Source extract:

————

Liga Desportiva de Maputo
- Full name: Liga Desportiva de Maputo
- Nickname(s): A Liga
- Founded: 1990
- Ground: Estádio Da Liga Matola, Mozambique
- Capacity: 5,000
- Chairman: Rafik Sidat
- Manager: Dário Monteiro
- League: Moçambola
- 2021: 9
- Website: https://web.archive.org/web/20110523095248/http://www.ligamuculmana.co.mz/
| Home colours | Away colours |

= Liga Desportiva de Maputo =

Mozambican football club

Liga Desportiva de Maputo is a Mozambican association football club based in Maputo, Mozambique that plays in the country's top football division, Moçambola. One of the richest clubs in Mozambique, it was founded on 8 November 1990 and has won four league titles and one cup.

————

Short task 1:
Transcribe the Liga Desportiva de Maputo text above, starting with "Mozambican football club" and going on through "and one cup.".

Exercise inputs:
————

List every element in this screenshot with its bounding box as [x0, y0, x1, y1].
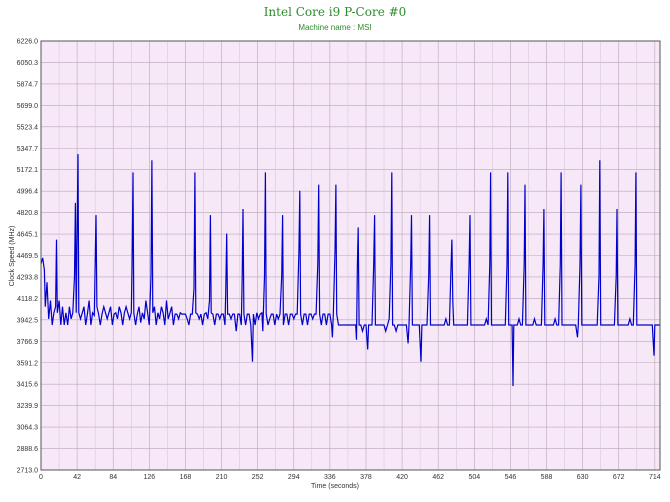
y-tick-label: 6226.0: [17, 39, 39, 46]
x-axis-label: Time (seconds): [311, 483, 359, 490]
y-tick-label: 4820.8: [17, 210, 39, 217]
x-tick-label: 714: [649, 474, 661, 481]
y-tick-label: 4293.8: [17, 274, 39, 281]
x-tick-label: 588: [541, 474, 553, 481]
x-tick-label: 336: [324, 474, 336, 481]
plot-border: [40, 40, 661, 471]
y-tick-label: 3415.6: [17, 382, 39, 389]
x-tick-label: 252: [252, 474, 264, 481]
x-tick-label: 294: [288, 474, 300, 481]
y-tick-label: 2713.0: [17, 468, 39, 475]
x-tick-label: 672: [613, 474, 625, 481]
y-tick-label: 3239.9: [17, 403, 39, 410]
y-tick-label: 3064.3: [17, 425, 39, 432]
y-tick-label: 5347.7: [17, 146, 39, 153]
y-tick-label: 4469.5: [17, 253, 39, 260]
y-tick-label: 4645.1: [17, 232, 39, 239]
x-tick-label: 420: [396, 474, 408, 481]
x-tick-label: 462: [432, 474, 444, 481]
x-tick-label: 42: [73, 474, 81, 481]
y-axis-label: Clock Speed (MHz): [9, 226, 16, 287]
x-tick-label: 210: [216, 474, 228, 481]
y-tick-label: 5699.0: [17, 103, 39, 110]
y-tick-label: 6050.3: [17, 60, 39, 67]
chart-subtitle: Machine name : MSI: [298, 23, 371, 32]
series-line: [40, 154, 660, 387]
y-tick-label: 4118.2: [17, 296, 38, 303]
y-axis-ticks: 6226.0 6050.3 5874.7 5699.0 5523.4 5347.7 5172…: [17, 39, 39, 475]
y-tick-label: 3591.2: [17, 360, 39, 367]
y-tick-label: 2888.6: [17, 446, 39, 453]
x-tick-label: 630: [577, 474, 589, 481]
x-tick-label: 168: [180, 474, 192, 481]
x-tick-label: 378: [360, 474, 372, 481]
y-tick-label: 3942.5: [17, 317, 39, 324]
x-tick-label: 504: [468, 474, 480, 481]
y-tick-label: 4996.4: [17, 189, 39, 196]
chart-title: Intel Core i9 P-Core #0: [264, 5, 407, 19]
x-tick-label: 0: [39, 474, 43, 481]
y-tick-label: 3766.9: [17, 339, 39, 346]
x-tick-label: 84: [109, 474, 117, 481]
x-axis-ticks: 0 42 84 126 168 210 252 294 336 378 420 462 504 546 58…: [39, 474, 661, 481]
y-tick-label: 5172.1: [17, 167, 39, 174]
y-tick-label: 5874.7: [17, 81, 39, 88]
x-tick-label: 546: [505, 474, 517, 481]
y-tick-label: 5523.4: [17, 124, 39, 131]
grid: [40, 40, 660, 471]
x-tick-label: 126: [143, 474, 155, 481]
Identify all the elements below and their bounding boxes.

————

Short task 2:
Show every line of the listing that contains the string "ticks".

Full answer 1:
Mozambican football club

Liga Desportiva de Maputo is a Mozambican association football club based in Maputo, Mozambique that plays in the country's top football division, Moçambola. One of the richest clubs in Mozambique, it was founded on 8 November 1990 and has won four league titles and one cup.

Full answer 2:
y-axis-ticks: 6226.0 6050.3 5874.7 5699.0 5523.4 5347.7 5172…: [17, 39, 39, 475]
x-axis-ticks: 0 42 84 126 168 210 252 294 336 378 420 462 504 546 58…: [39, 474, 661, 481]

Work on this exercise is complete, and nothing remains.